━━ WORKING DATA
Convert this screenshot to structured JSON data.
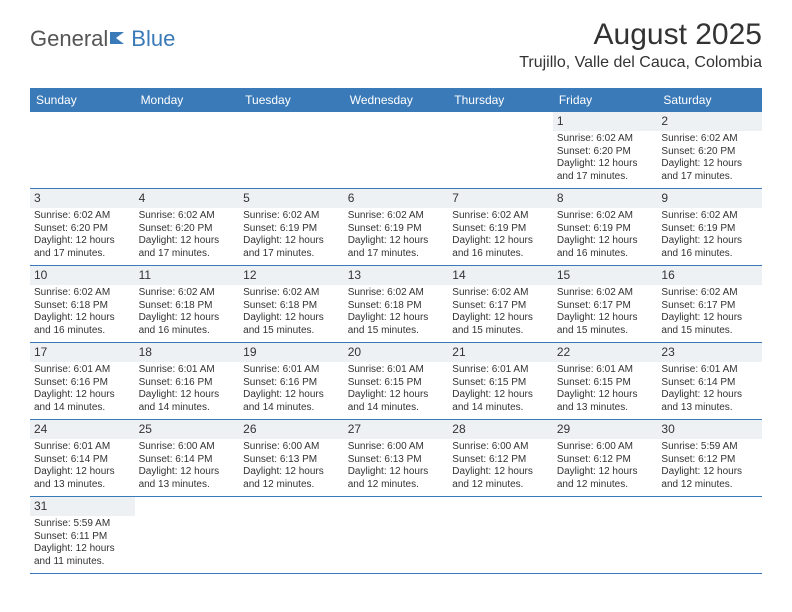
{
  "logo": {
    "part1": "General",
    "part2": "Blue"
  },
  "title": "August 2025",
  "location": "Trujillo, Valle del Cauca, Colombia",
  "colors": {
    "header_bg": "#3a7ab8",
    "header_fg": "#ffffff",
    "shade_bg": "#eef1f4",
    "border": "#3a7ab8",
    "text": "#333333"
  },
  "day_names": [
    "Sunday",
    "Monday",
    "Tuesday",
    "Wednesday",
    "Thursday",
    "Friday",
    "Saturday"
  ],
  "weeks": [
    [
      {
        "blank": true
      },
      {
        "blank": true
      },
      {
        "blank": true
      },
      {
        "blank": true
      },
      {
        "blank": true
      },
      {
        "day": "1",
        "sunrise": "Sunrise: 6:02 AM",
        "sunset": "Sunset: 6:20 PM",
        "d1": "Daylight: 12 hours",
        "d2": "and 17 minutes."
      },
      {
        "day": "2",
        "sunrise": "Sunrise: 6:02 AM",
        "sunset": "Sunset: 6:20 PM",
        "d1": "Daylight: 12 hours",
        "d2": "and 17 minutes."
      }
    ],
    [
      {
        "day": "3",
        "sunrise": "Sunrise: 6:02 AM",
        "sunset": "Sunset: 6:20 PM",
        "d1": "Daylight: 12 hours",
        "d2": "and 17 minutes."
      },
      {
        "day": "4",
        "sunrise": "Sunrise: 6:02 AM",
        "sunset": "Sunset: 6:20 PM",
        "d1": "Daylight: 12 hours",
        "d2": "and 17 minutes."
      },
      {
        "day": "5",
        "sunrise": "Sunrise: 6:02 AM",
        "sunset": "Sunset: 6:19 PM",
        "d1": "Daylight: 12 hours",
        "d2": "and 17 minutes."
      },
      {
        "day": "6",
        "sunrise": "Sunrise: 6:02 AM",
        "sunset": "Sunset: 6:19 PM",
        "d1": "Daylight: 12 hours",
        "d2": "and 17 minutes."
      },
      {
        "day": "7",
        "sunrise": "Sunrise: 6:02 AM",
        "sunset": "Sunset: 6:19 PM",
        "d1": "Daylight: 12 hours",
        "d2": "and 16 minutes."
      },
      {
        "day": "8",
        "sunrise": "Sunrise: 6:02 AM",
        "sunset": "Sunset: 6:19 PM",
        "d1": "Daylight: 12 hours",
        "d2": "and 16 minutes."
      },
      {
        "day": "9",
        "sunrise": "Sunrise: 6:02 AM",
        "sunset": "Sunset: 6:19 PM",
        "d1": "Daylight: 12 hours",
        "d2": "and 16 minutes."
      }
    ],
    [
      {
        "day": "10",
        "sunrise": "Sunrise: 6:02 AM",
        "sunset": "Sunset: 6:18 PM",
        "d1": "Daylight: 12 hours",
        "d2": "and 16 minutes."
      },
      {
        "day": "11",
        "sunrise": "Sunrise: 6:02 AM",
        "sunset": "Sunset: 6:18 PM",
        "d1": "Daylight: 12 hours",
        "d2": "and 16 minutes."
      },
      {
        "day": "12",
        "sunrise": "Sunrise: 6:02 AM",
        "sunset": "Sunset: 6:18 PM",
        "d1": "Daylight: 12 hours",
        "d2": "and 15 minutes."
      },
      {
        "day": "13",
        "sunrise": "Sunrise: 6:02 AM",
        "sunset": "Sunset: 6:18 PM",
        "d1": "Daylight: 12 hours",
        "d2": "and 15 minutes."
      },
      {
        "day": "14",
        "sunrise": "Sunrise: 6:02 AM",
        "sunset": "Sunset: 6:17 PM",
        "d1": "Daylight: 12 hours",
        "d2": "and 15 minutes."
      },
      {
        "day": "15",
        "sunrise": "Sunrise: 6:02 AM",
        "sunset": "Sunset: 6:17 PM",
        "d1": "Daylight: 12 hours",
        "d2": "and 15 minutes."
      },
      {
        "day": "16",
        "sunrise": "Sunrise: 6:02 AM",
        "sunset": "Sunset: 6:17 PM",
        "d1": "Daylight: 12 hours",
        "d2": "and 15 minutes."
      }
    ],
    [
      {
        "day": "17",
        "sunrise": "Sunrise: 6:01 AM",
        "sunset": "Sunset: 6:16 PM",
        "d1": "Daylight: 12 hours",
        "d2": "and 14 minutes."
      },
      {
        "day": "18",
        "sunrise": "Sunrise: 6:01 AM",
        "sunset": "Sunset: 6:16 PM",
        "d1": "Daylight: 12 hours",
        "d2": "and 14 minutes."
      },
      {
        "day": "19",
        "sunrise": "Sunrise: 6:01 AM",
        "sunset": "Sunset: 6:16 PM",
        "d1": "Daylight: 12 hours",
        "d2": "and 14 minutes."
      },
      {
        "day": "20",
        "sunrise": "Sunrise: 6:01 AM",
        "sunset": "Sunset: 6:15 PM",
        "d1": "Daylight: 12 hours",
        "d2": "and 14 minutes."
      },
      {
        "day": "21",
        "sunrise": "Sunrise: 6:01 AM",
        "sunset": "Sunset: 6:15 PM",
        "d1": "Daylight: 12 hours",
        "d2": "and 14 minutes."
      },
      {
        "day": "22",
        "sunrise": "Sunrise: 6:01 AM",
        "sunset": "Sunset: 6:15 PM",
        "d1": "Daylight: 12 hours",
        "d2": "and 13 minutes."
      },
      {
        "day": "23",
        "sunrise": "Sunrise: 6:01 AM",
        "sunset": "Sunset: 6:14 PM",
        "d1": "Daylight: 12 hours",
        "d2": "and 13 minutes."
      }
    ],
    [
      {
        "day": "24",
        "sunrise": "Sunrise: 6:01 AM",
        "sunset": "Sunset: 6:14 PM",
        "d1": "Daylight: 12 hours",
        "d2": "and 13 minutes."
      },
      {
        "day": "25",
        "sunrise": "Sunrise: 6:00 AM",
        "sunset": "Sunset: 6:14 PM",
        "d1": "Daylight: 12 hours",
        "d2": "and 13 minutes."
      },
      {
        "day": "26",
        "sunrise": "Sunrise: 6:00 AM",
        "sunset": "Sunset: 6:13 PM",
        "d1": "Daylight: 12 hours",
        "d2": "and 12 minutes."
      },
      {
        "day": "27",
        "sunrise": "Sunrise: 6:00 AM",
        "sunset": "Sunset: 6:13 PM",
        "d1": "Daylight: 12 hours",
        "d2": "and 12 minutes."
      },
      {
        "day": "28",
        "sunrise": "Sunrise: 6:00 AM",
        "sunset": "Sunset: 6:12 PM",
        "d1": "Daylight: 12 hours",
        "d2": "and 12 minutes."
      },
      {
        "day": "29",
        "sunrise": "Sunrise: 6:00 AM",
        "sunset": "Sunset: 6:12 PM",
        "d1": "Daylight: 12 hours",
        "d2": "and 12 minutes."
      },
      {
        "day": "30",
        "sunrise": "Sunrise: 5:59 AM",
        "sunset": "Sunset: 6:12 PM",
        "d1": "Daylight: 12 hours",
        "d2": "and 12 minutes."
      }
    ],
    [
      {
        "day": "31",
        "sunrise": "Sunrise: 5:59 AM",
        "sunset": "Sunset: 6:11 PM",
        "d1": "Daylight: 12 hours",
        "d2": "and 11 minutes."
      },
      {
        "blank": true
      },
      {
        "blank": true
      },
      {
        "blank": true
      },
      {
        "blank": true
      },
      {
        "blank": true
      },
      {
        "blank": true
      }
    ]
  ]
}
━━━━
◆ PROBLEM REQUIREMENTS
Quote every record above exactly, omitting any pictures they contain.

◆ SOLUTION
Convert this screenshot to structured JSON data.
{
  "logo": {
    "part1": "General",
    "part2": "Blue"
  },
  "title": "August 2025",
  "location": "Trujillo, Valle del Cauca, Colombia",
  "colors": {
    "header_bg": "#3a7ab8",
    "header_fg": "#ffffff",
    "shade_bg": "#eef1f4",
    "border": "#3a7ab8",
    "text": "#333333"
  },
  "day_names": [
    "Sunday",
    "Monday",
    "Tuesday",
    "Wednesday",
    "Thursday",
    "Friday",
    "Saturday"
  ],
  "weeks": [
    [
      {
        "blank": true
      },
      {
        "blank": true
      },
      {
        "blank": true
      },
      {
        "blank": true
      },
      {
        "blank": true
      },
      {
        "day": "1",
        "sunrise": "Sunrise: 6:02 AM",
        "sunset": "Sunset: 6:20 PM",
        "d1": "Daylight: 12 hours",
        "d2": "and 17 minutes."
      },
      {
        "day": "2",
        "sunrise": "Sunrise: 6:02 AM",
        "sunset": "Sunset: 6:20 PM",
        "d1": "Daylight: 12 hours",
        "d2": "and 17 minutes."
      }
    ],
    [
      {
        "day": "3",
        "sunrise": "Sunrise: 6:02 AM",
        "sunset": "Sunset: 6:20 PM",
        "d1": "Daylight: 12 hours",
        "d2": "and 17 minutes."
      },
      {
        "day": "4",
        "sunrise": "Sunrise: 6:02 AM",
        "sunset": "Sunset: 6:20 PM",
        "d1": "Daylight: 12 hours",
        "d2": "and 17 minutes."
      },
      {
        "day": "5",
        "sunrise": "Sunrise: 6:02 AM",
        "sunset": "Sunset: 6:19 PM",
        "d1": "Daylight: 12 hours",
        "d2": "and 17 minutes."
      },
      {
        "day": "6",
        "sunrise": "Sunrise: 6:02 AM",
        "sunset": "Sunset: 6:19 PM",
        "d1": "Daylight: 12 hours",
        "d2": "and 17 minutes."
      },
      {
        "day": "7",
        "sunrise": "Sunrise: 6:02 AM",
        "sunset": "Sunset: 6:19 PM",
        "d1": "Daylight: 12 hours",
        "d2": "and 16 minutes."
      },
      {
        "day": "8",
        "sunrise": "Sunrise: 6:02 AM",
        "sunset": "Sunset: 6:19 PM",
        "d1": "Daylight: 12 hours",
        "d2": "and 16 minutes."
      },
      {
        "day": "9",
        "sunrise": "Sunrise: 6:02 AM",
        "sunset": "Sunset: 6:19 PM",
        "d1": "Daylight: 12 hours",
        "d2": "and 16 minutes."
      }
    ],
    [
      {
        "day": "10",
        "sunrise": "Sunrise: 6:02 AM",
        "sunset": "Sunset: 6:18 PM",
        "d1": "Daylight: 12 hours",
        "d2": "and 16 minutes."
      },
      {
        "day": "11",
        "sunrise": "Sunrise: 6:02 AM",
        "sunset": "Sunset: 6:18 PM",
        "d1": "Daylight: 12 hours",
        "d2": "and 16 minutes."
      },
      {
        "day": "12",
        "sunrise": "Sunrise: 6:02 AM",
        "sunset": "Sunset: 6:18 PM",
        "d1": "Daylight: 12 hours",
        "d2": "and 15 minutes."
      },
      {
        "day": "13",
        "sunrise": "Sunrise: 6:02 AM",
        "sunset": "Sunset: 6:18 PM",
        "d1": "Daylight: 12 hours",
        "d2": "and 15 minutes."
      },
      {
        "day": "14",
        "sunrise": "Sunrise: 6:02 AM",
        "sunset": "Sunset: 6:17 PM",
        "d1": "Daylight: 12 hours",
        "d2": "and 15 minutes."
      },
      {
        "day": "15",
        "sunrise": "Sunrise: 6:02 AM",
        "sunset": "Sunset: 6:17 PM",
        "d1": "Daylight: 12 hours",
        "d2": "and 15 minutes."
      },
      {
        "day": "16",
        "sunrise": "Sunrise: 6:02 AM",
        "sunset": "Sunset: 6:17 PM",
        "d1": "Daylight: 12 hours",
        "d2": "and 15 minutes."
      }
    ],
    [
      {
        "day": "17",
        "sunrise": "Sunrise: 6:01 AM",
        "sunset": "Sunset: 6:16 PM",
        "d1": "Daylight: 12 hours",
        "d2": "and 14 minutes."
      },
      {
        "day": "18",
        "sunrise": "Sunrise: 6:01 AM",
        "sunset": "Sunset: 6:16 PM",
        "d1": "Daylight: 12 hours",
        "d2": "and 14 minutes."
      },
      {
        "day": "19",
        "sunrise": "Sunrise: 6:01 AM",
        "sunset": "Sunset: 6:16 PM",
        "d1": "Daylight: 12 hours",
        "d2": "and 14 minutes."
      },
      {
        "day": "20",
        "sunrise": "Sunrise: 6:01 AM",
        "sunset": "Sunset: 6:15 PM",
        "d1": "Daylight: 12 hours",
        "d2": "and 14 minutes."
      },
      {
        "day": "21",
        "sunrise": "Sunrise: 6:01 AM",
        "sunset": "Sunset: 6:15 PM",
        "d1": "Daylight: 12 hours",
        "d2": "and 14 minutes."
      },
      {
        "day": "22",
        "sunrise": "Sunrise: 6:01 AM",
        "sunset": "Sunset: 6:15 PM",
        "d1": "Daylight: 12 hours",
        "d2": "and 13 minutes."
      },
      {
        "day": "23",
        "sunrise": "Sunrise: 6:01 AM",
        "sunset": "Sunset: 6:14 PM",
        "d1": "Daylight: 12 hours",
        "d2": "and 13 minutes."
      }
    ],
    [
      {
        "day": "24",
        "sunrise": "Sunrise: 6:01 AM",
        "sunset": "Sunset: 6:14 PM",
        "d1": "Daylight: 12 hours",
        "d2": "and 13 minutes."
      },
      {
        "day": "25",
        "sunrise": "Sunrise: 6:00 AM",
        "sunset": "Sunset: 6:14 PM",
        "d1": "Daylight: 12 hours",
        "d2": "and 13 minutes."
      },
      {
        "day": "26",
        "sunrise": "Sunrise: 6:00 AM",
        "sunset": "Sunset: 6:13 PM",
        "d1": "Daylight: 12 hours",
        "d2": "and 12 minutes."
      },
      {
        "day": "27",
        "sunrise": "Sunrise: 6:00 AM",
        "sunset": "Sunset: 6:13 PM",
        "d1": "Daylight: 12 hours",
        "d2": "and 12 minutes."
      },
      {
        "day": "28",
        "sunrise": "Sunrise: 6:00 AM",
        "sunset": "Sunset: 6:12 PM",
        "d1": "Daylight: 12 hours",
        "d2": "and 12 minutes."
      },
      {
        "day": "29",
        "sunrise": "Sunrise: 6:00 AM",
        "sunset": "Sunset: 6:12 PM",
        "d1": "Daylight: 12 hours",
        "d2": "and 12 minutes."
      },
      {
        "day": "30",
        "sunrise": "Sunrise: 5:59 AM",
        "sunset": "Sunset: 6:12 PM",
        "d1": "Daylight: 12 hours",
        "d2": "and 12 minutes."
      }
    ],
    [
      {
        "day": "31",
        "sunrise": "Sunrise: 5:59 AM",
        "sunset": "Sunset: 6:11 PM",
        "d1": "Daylight: 12 hours",
        "d2": "and 11 minutes."
      },
      {
        "blank": true
      },
      {
        "blank": true
      },
      {
        "blank": true
      },
      {
        "blank": true
      },
      {
        "blank": true
      },
      {
        "blank": true
      }
    ]
  ]
}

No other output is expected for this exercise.